◆ **What to do**: All of the lines below are to be transcribed faithfully, with pictures excluded from the copy.

◆ **Extracted data**:
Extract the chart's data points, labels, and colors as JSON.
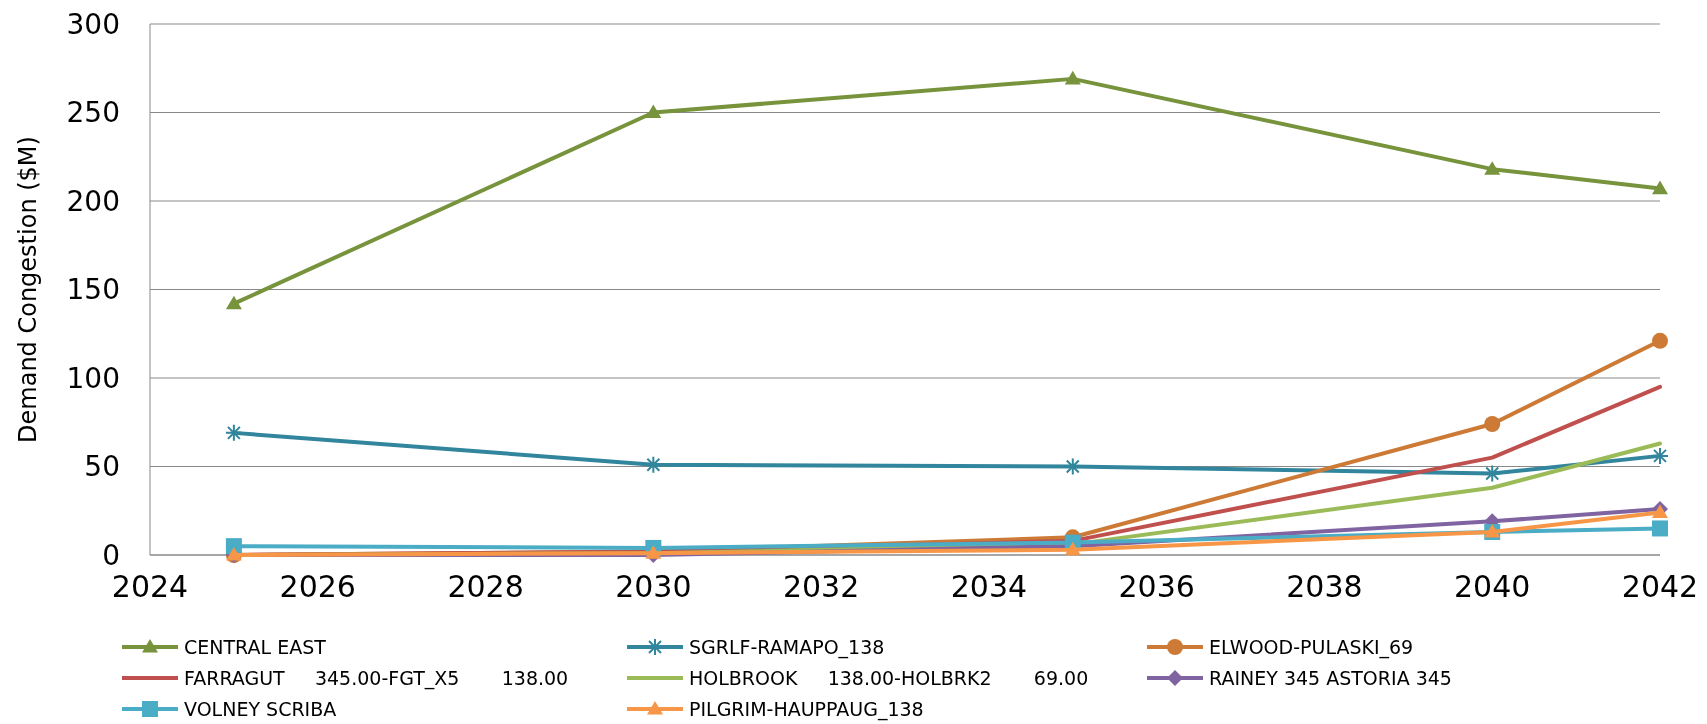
{
  "chart_data": {
    "type": "line",
    "ylabel": "Demand Congestion ($M)",
    "x": [
      2025,
      2030,
      2035,
      2040,
      2042
    ],
    "xlim": [
      2024,
      2042
    ],
    "xticks": [
      2024,
      2026,
      2028,
      2030,
      2032,
      2034,
      2036,
      2038,
      2040,
      2042
    ],
    "ylim": [
      0,
      300
    ],
    "yticks": [
      0,
      50,
      100,
      150,
      200,
      250,
      300
    ],
    "grid": "y",
    "legend": "bottom",
    "series": [
      {
        "name": "CENTRAL EAST",
        "color": "#77933c",
        "marker": "triangle",
        "values": [
          142,
          250,
          269,
          218,
          207
        ]
      },
      {
        "name": "SGRLF-RAMAPO_138",
        "color": "#31859c",
        "marker": "cross",
        "values": [
          69,
          51,
          50,
          46,
          56
        ]
      },
      {
        "name": "ELWOOD-PULASKI_69",
        "color": "#cc7a35",
        "marker": "circle",
        "values": [
          0,
          2,
          10,
          74,
          121
        ]
      },
      {
        "name": "FARRAGUT     345.00-FGT_X5       138.00",
        "color": "#c0504d",
        "marker": "none",
        "values": [
          0,
          2,
          8,
          55,
          95
        ]
      },
      {
        "name": "HOLBROOK     138.00-HOLBRK2       69.00",
        "color": "#9bbb59",
        "marker": "none",
        "values": [
          0,
          1,
          6,
          38,
          63
        ]
      },
      {
        "name": "RAINEY 345 ASTORIA 345",
        "color": "#8064a2",
        "marker": "diamond",
        "values": [
          0,
          0,
          5,
          19,
          26
        ]
      },
      {
        "name": "VOLNEY SCRIBA",
        "color": "#4bacc6",
        "marker": "square",
        "values": [
          5,
          4,
          7,
          13,
          15
        ]
      },
      {
        "name": "PILGRIM-HAUPPAUG_138",
        "color": "#f79646",
        "marker": "triangle",
        "values": [
          0,
          1,
          3,
          13,
          24
        ]
      }
    ]
  }
}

◆ **Task answer**:
Extract the chart's data points, labels, and colors as JSON.
{
  "chart_data": {
    "type": "line",
    "ylabel": "Demand Congestion ($M)",
    "x": [
      2025,
      2030,
      2035,
      2040,
      2042
    ],
    "xlim": [
      2024,
      2042
    ],
    "xticks": [
      2024,
      2026,
      2028,
      2030,
      2032,
      2034,
      2036,
      2038,
      2040,
      2042
    ],
    "ylim": [
      0,
      300
    ],
    "yticks": [
      0,
      50,
      100,
      150,
      200,
      250,
      300
    ],
    "grid": "y",
    "legend": "bottom",
    "series": [
      {
        "name": "CENTRAL EAST",
        "color": "#77933c",
        "marker": "triangle",
        "values": [
          142,
          250,
          269,
          218,
          207
        ]
      },
      {
        "name": "SGRLF-RAMAPO_138",
        "color": "#31859c",
        "marker": "cross",
        "values": [
          69,
          51,
          50,
          46,
          56
        ]
      },
      {
        "name": "ELWOOD-PULASKI_69",
        "color": "#cc7a35",
        "marker": "circle",
        "values": [
          0,
          2,
          10,
          74,
          121
        ]
      },
      {
        "name": "FARRAGUT     345.00-FGT_X5       138.00",
        "color": "#c0504d",
        "marker": "none",
        "values": [
          0,
          2,
          8,
          55,
          95
        ]
      },
      {
        "name": "HOLBROOK     138.00-HOLBRK2       69.00",
        "color": "#9bbb59",
        "marker": "none",
        "values": [
          0,
          1,
          6,
          38,
          63
        ]
      },
      {
        "name": "RAINEY 345 ASTORIA 345",
        "color": "#8064a2",
        "marker": "diamond",
        "values": [
          0,
          0,
          5,
          19,
          26
        ]
      },
      {
        "name": "VOLNEY SCRIBA",
        "color": "#4bacc6",
        "marker": "square",
        "values": [
          5,
          4,
          7,
          13,
          15
        ]
      },
      {
        "name": "PILGRIM-HAUPPAUG_138",
        "color": "#f79646",
        "marker": "triangle",
        "values": [
          0,
          1,
          3,
          13,
          24
        ]
      }
    ]
  }
}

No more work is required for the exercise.